== Request ==
Restate each entry word for word, leaving nothing out.

== Data to use ==

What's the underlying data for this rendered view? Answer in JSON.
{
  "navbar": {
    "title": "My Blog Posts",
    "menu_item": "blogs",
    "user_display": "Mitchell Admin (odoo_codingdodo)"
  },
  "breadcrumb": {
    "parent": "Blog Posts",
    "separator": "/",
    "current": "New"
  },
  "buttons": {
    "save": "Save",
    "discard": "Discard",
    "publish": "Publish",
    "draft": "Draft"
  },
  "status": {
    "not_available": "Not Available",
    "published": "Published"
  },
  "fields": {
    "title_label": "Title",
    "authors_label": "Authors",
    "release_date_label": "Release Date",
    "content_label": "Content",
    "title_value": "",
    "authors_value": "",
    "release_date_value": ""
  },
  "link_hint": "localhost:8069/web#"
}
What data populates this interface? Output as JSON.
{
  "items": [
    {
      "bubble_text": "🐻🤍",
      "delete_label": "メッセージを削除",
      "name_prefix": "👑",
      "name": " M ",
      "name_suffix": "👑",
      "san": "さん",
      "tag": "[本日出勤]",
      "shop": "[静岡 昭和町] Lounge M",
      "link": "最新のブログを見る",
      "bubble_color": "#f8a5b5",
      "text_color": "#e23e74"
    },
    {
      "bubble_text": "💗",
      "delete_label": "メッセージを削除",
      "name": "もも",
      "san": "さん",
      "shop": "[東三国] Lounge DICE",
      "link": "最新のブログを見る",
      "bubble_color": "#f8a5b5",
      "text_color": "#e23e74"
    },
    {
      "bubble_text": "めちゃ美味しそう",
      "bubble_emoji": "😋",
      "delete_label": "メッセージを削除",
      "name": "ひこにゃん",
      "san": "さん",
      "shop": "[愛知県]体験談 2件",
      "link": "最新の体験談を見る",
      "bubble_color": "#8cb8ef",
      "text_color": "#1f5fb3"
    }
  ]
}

== Response ==
What's the underlying data for this rendered view? Answer in JSON.
{
  "navbar": {
    "title": "My Blog Posts",
    "menu_item": "blogs",
    "user_display": "Mitchell Admin (odoo_codingdodo)"
  },
  "breadcrumb": {
    "parent": "Blog Posts",
    "separator": "/",
    "current": "New"
  },
  "buttons": {
    "save": "Save",
    "discard": "Discard",
    "publish": "Publish",
    "draft": "Draft"
  },
  "status": {
    "not_available": "Not Available",
    "published": "Published"
  },
  "fields": {
    "title_label": "Title",
    "authors_label": "Authors",
    "release_date_label": "Release Date",
    "content_label": "Content",
    "title_value": "",
    "authors_value": "",
    "release_date_value": ""
  },
  "link_hint": "localhost:8069/web#"
}
What data populates this interface? Output as JSON.
{
  "items": [
    {
      "bubble_text": "🐻🤍",
      "delete_label": "メッセージを削除",
      "name_prefix": "👑",
      "name": " M ",
      "name_suffix": "👑",
      "san": "さん",
      "tag": "[本日出勤]",
      "shop": "[静岡 昭和町] Lounge M",
      "link": "最新のブログを見る",
      "bubble_color": "#f8a5b5",
      "text_color": "#e23e74"
    },
    {
      "bubble_text": "💗",
      "delete_label": "メッセージを削除",
      "name": "もも",
      "san": "さん",
      "shop": "[東三国] Lounge DICE",
      "link": "最新のブログを見る",
      "bubble_color": "#f8a5b5",
      "text_color": "#e23e74"
    },
    {
      "bubble_text": "めちゃ美味しそう",
      "bubble_emoji": "😋",
      "delete_label": "メッセージを削除",
      "name": "ひこにゃん",
      "san": "さん",
      "shop": "[愛知県]体験談 2件",
      "link": "最新の体験談を見る",
      "bubble_color": "#8cb8ef",
      "text_color": "#1f5fb3"
    }
  ]
}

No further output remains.